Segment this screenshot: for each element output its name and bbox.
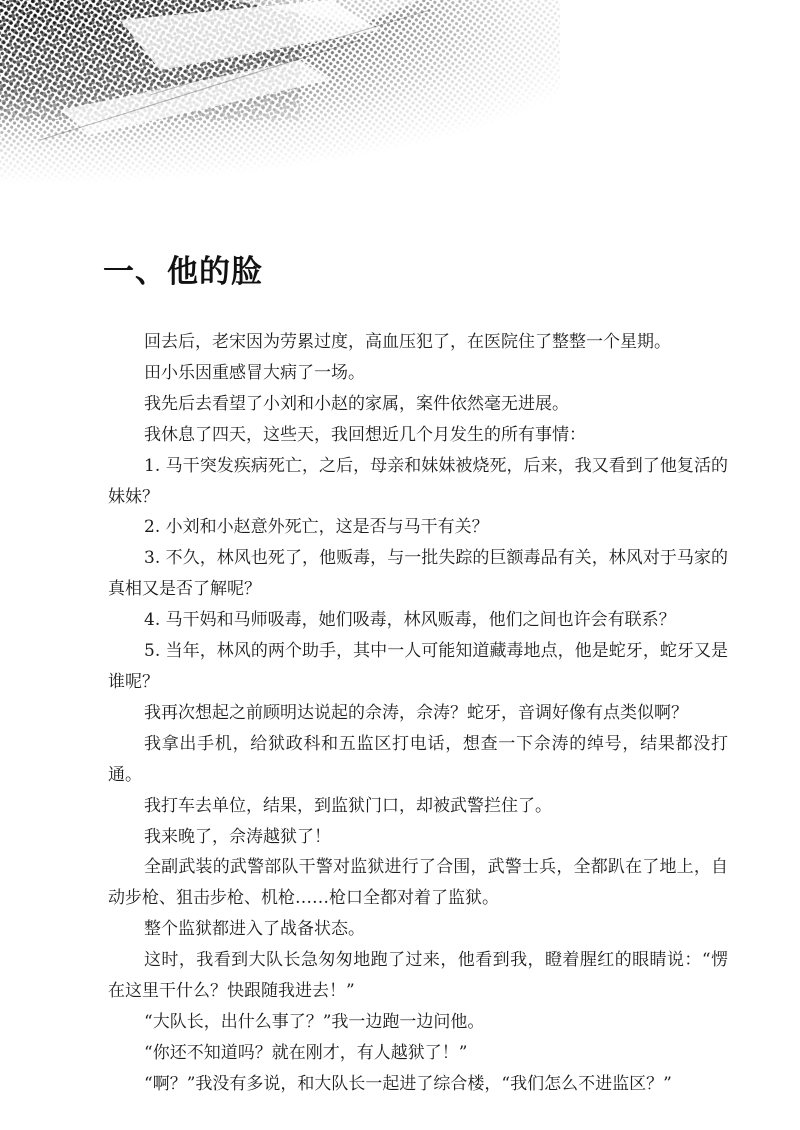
paragraph: “啊？”我没有多说，和大队长一起进了综合楼，“我们怎么不进监区？” [144, 1073, 672, 1094]
paragraph: 我休息了四天，这些天，我回想近几个月发生的所有事情： [144, 424, 586, 445]
halftone-decoration [0, 0, 800, 230]
paragraph: 回去后，老宋因为劳累过度，高血压犯了，在医院住了整整一个星期。 [144, 332, 671, 352]
paragraph: 3. 不久，林风也死了，他贩毒，与一批失踪的巨额毒品有关，林风对于马家的真相又是否了解呢？ [108, 548, 728, 600]
paragraph: 我来晚了，佘涛越狱了！ [144, 826, 331, 847]
paragraph: 我拿出手机，给狱政科和五监区打电话，想查一下佘涛的绰号，结果都没打通。 [108, 733, 728, 785]
paragraph: 我打车去单位，结果，到监狱门口，却被武警拦住了。 [144, 795, 552, 816]
paragraph: 2. 小刘和小赵意外死亡，这是否与马干有关？ [144, 517, 489, 538]
paragraph: 4. 马干妈和马师吸毒，她们吸毒，林风贩毒，他们之间也许会有联系？ [144, 610, 676, 631]
paragraph: 田小乐因重感冒大病了一场。 [144, 362, 365, 383]
paragraph: 整个监狱都进入了战备状态。 [144, 919, 365, 940]
paragraph: 我先后去看望了小刘和小赵的家属，案件依然毫无进展。 [144, 393, 569, 414]
chapter-body [108, 327, 728, 1100]
paragraph: 5. 当年，林风的两个助手，其中一人可能知道藏毒地点，他是蛇牙，蛇牙又是谁呢？ [108, 641, 728, 692]
paragraph: 全副武装的武警部队干警对监狱进行了合围，武警士兵，全都趴在了地上，自动步枪、狙击步枪、机枪……枪口全都对着了监狱。 [108, 857, 728, 909]
paragraph: “你还不知道吗？就在刚才，有人越狱了！” [144, 1042, 468, 1063]
paragraph: “大队长，出什么事了？”我一边跑一边问他。 [144, 1011, 485, 1032]
paragraph: 1. 马干突发疾病死亡，之后，母亲和妹妹被烧死，后来，我又看到了他复活的妹妹？ [108, 455, 728, 507]
chapter-title: 一、他的脸 [103, 254, 263, 290]
paragraph: 我再次想起之前顾明达说起的佘涛，佘涛？蛇牙，音调好像有点类似啊？ [144, 702, 688, 723]
paragraph: 这时，我看到大队长急匆匆地跑了过来，他看到我，瞪着腥红的眼睛说：“愣在这里干什么？快跟随我进去！” [108, 950, 728, 1002]
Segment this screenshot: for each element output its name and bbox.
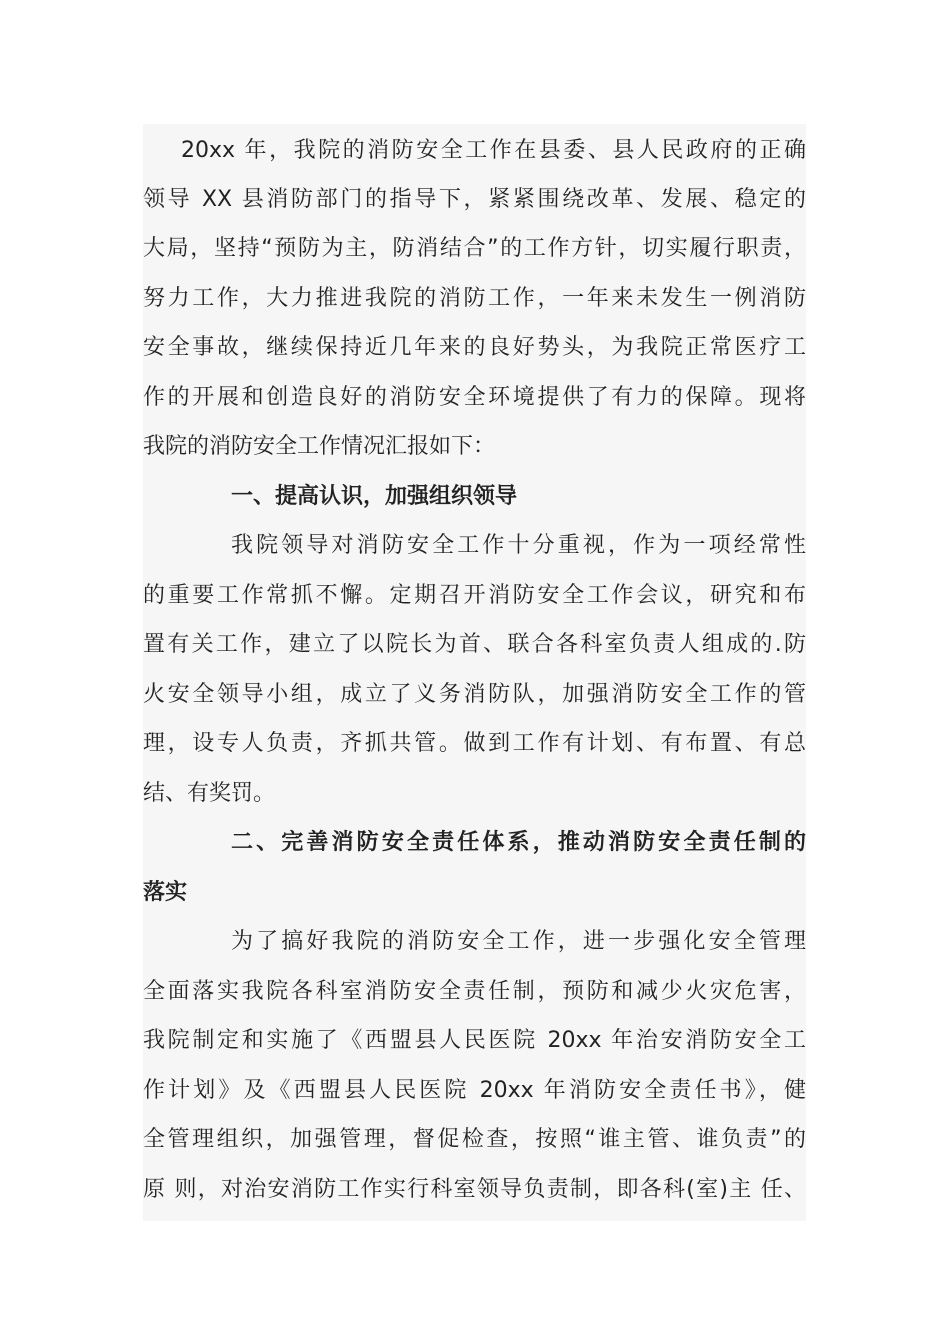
paragraph-2-line-1: 我院领导对消防安全工作十分重视，作为一项经常性: [231, 533, 806, 558]
section-1-heading: 一、提高认识，加强组织领导: [231, 484, 518, 509]
paragraph-3-line-5: 全管理组织，加强管理，督促检查，按照“谁主管、谁负责”的: [143, 1127, 806, 1152]
paragraph-1-line-3: 大局，坚持“预防为主，防消结合”的工作方针，切实履行职责，: [143, 236, 806, 261]
paragraph-1-line-4: 努力工作，大力推进我院的消防工作，一年来未发生一例消防: [143, 286, 806, 311]
paragraph-3-line-1: 为了搞好我院的消防安全工作，进一步强化安全管理: [231, 929, 806, 954]
paragraph-3-line-2: 全面落实我院各科室消防安全责任制，预防和减少火灾危害，: [143, 979, 806, 1004]
paragraph-3-line-3: 我院制定和实施了《西盟县人民医院 20xx 年治安消防安全工: [143, 1028, 806, 1053]
document-page: [143, 124, 806, 1221]
paragraph-2-line-3: 置有关工作，建立了以院长为首、联合各科室负责人组成的.防: [143, 632, 806, 657]
paragraph-1-line-6: 作的开展和创造良好的消防安全环境提供了有力的保障。现将: [143, 385, 806, 410]
paragraph-3-line-6: 原 则，对治安消防工作实行科室领导负责制，即各科(室)主 任、: [143, 1177, 806, 1202]
paragraph-2-line-2: 的重要工作常抓不懈。定期召开消防安全工作会议，研究和布: [143, 583, 806, 608]
paragraph-2-line-6: 结、有奖罚。: [143, 781, 276, 806]
paragraph-1-line-1: 20xx 年，我院的消防安全工作在县委、县人民政府的正确: [181, 138, 806, 163]
section-2-heading-line-2: 落实: [143, 880, 188, 905]
paragraph-2-line-4: 火安全领导小组，成立了义务消防队，加强消防安全工作的管: [143, 682, 806, 707]
paragraph-3-line-4: 作计划》及《西盟县人民医院 20xx 年消防安全责任书》，健: [143, 1078, 806, 1103]
paragraph-1-line-5: 安全事故，继续保持近几年来的良好势头，为我院正常医疗工: [143, 335, 806, 360]
paragraph-1-line-7: 我院的消防安全工作情况汇报如下：: [143, 434, 496, 459]
section-2-heading-line-1: 二、完善消防安全责任体系，推动消防安全责任制的: [231, 830, 806, 855]
paragraph-2-line-5: 理，设专人负责，齐抓共管。做到工作有计划、有布置、有总: [143, 731, 806, 756]
paragraph-1-line-2: 领导 XX 县消防部门的指导下，紧紧围绕改革、发展、稳定的: [143, 187, 806, 212]
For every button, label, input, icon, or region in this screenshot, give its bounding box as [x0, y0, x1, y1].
________________________________________
- [Written exercise]:
Write out the entry lines from the one containing "533, 806, 558]" through the one containing "236, 806, 261]", keeping each line exactly as it appears.

- [Answer to the problem]:
paragraph-2-line-1: 我院领导对消防安全工作十分重视，作为一项经常性: [231, 533, 806, 558]
section-1-heading: 一、提高认识，加强组织领导: [231, 484, 518, 509]
paragraph-3-line-5: 全管理组织，加强管理，督促检查，按照“谁主管、谁负责”的: [143, 1127, 806, 1152]
paragraph-1-line-3: 大局，坚持“预防为主，防消结合”的工作方针，切实履行职责，: [143, 236, 806, 261]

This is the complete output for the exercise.